• _Supplied records_:
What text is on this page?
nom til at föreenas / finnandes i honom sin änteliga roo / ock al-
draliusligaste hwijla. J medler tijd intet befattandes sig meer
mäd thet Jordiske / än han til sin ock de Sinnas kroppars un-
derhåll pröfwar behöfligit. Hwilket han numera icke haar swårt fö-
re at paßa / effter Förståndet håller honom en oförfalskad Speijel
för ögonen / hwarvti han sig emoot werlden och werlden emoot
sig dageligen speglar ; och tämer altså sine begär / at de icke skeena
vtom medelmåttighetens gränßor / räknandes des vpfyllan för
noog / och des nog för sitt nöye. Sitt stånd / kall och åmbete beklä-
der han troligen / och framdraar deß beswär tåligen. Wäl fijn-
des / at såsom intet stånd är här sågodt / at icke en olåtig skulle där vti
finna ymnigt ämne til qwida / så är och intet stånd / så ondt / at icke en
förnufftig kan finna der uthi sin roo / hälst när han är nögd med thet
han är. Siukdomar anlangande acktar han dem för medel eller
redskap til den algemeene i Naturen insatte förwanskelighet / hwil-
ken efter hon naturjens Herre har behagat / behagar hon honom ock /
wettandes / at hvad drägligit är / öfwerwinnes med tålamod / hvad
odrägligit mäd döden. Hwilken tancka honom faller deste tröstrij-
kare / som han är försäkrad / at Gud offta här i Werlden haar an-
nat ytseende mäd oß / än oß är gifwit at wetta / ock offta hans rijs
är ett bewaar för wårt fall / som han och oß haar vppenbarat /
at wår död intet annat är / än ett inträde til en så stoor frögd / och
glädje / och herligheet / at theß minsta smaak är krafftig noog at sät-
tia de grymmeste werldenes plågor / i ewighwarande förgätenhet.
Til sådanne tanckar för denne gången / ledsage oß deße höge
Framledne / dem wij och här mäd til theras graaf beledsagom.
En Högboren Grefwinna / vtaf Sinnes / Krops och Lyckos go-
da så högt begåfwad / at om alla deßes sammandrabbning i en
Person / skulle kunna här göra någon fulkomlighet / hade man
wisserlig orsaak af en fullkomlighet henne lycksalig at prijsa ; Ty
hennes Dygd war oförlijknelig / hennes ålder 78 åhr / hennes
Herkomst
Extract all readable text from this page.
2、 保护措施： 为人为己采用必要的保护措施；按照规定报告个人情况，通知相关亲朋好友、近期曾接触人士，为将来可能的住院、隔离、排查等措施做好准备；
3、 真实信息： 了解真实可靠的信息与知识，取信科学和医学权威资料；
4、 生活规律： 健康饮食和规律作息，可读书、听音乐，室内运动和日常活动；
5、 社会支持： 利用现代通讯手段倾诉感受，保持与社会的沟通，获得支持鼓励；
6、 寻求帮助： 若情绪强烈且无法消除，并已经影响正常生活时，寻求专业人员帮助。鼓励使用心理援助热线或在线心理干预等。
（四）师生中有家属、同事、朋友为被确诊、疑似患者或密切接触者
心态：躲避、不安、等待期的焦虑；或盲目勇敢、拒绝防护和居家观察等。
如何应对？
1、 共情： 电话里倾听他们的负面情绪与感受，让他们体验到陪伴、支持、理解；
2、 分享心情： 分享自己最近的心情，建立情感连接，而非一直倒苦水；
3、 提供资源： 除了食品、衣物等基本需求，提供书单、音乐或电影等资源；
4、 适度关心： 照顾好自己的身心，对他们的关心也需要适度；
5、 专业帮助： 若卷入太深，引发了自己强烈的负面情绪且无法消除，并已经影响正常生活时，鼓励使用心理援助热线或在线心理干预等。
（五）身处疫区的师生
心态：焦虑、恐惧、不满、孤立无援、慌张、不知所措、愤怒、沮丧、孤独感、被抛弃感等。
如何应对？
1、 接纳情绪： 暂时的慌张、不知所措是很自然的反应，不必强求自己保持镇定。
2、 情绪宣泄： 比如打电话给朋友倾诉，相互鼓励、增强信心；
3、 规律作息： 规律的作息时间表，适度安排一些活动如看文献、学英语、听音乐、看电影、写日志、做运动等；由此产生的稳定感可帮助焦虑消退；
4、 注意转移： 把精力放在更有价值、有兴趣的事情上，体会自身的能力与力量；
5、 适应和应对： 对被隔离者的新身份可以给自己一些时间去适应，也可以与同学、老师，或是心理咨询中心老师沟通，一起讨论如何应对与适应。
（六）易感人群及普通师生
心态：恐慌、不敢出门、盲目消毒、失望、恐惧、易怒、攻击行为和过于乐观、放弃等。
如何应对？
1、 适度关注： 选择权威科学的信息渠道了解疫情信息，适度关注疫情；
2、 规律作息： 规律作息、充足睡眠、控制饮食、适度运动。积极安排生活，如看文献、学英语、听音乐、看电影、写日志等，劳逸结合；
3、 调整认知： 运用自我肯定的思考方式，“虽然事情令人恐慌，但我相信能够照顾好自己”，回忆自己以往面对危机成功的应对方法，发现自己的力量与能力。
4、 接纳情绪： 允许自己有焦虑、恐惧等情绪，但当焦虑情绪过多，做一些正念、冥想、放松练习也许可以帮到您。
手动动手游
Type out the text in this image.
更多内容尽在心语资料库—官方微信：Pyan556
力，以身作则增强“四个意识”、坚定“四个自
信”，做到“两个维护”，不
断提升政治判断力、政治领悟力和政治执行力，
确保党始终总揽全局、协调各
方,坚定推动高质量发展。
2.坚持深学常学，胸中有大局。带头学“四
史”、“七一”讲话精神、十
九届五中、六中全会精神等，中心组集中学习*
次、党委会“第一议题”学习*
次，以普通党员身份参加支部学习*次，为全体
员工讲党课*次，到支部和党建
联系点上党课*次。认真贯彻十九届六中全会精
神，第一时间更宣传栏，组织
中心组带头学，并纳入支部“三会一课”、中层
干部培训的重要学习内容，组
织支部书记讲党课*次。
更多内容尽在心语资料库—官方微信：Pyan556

• _Challenge_: Starting at the line that contains "Type out the text in this image.", write out every line to the end of the entries, exactly as given.

• _Final result_:
Type out the text in this image.
更多内容尽在心语资料库—官方微信：Pyan556
力，以身作则增强“四个意识”、坚定“四个自
信”，做到“两个维护”，不
断提升政治判断力、政治领悟力和政治执行力，
确保党始终总揽全局、协调各
方,坚定推动高质量发展。
2.坚持深学常学，胸中有大局。带头学“四
史”、“七一”讲话精神、十
九届五中、六中全会精神等，中心组集中学习*
次、党委会“第一议题”学习*
次，以普通党员身份参加支部学习*次，为全体
员工讲党课*次，到支部和党建
联系点上党课*次。认真贯彻十九届六中全会精
神，第一时间更宣传栏，组织
中心组带头学，并纳入支部“三会一课”、中层
干部培训的重要学习内容，组
织支部书记讲党课*次。
更多内容尽在心语资料库—官方微信：Pyan556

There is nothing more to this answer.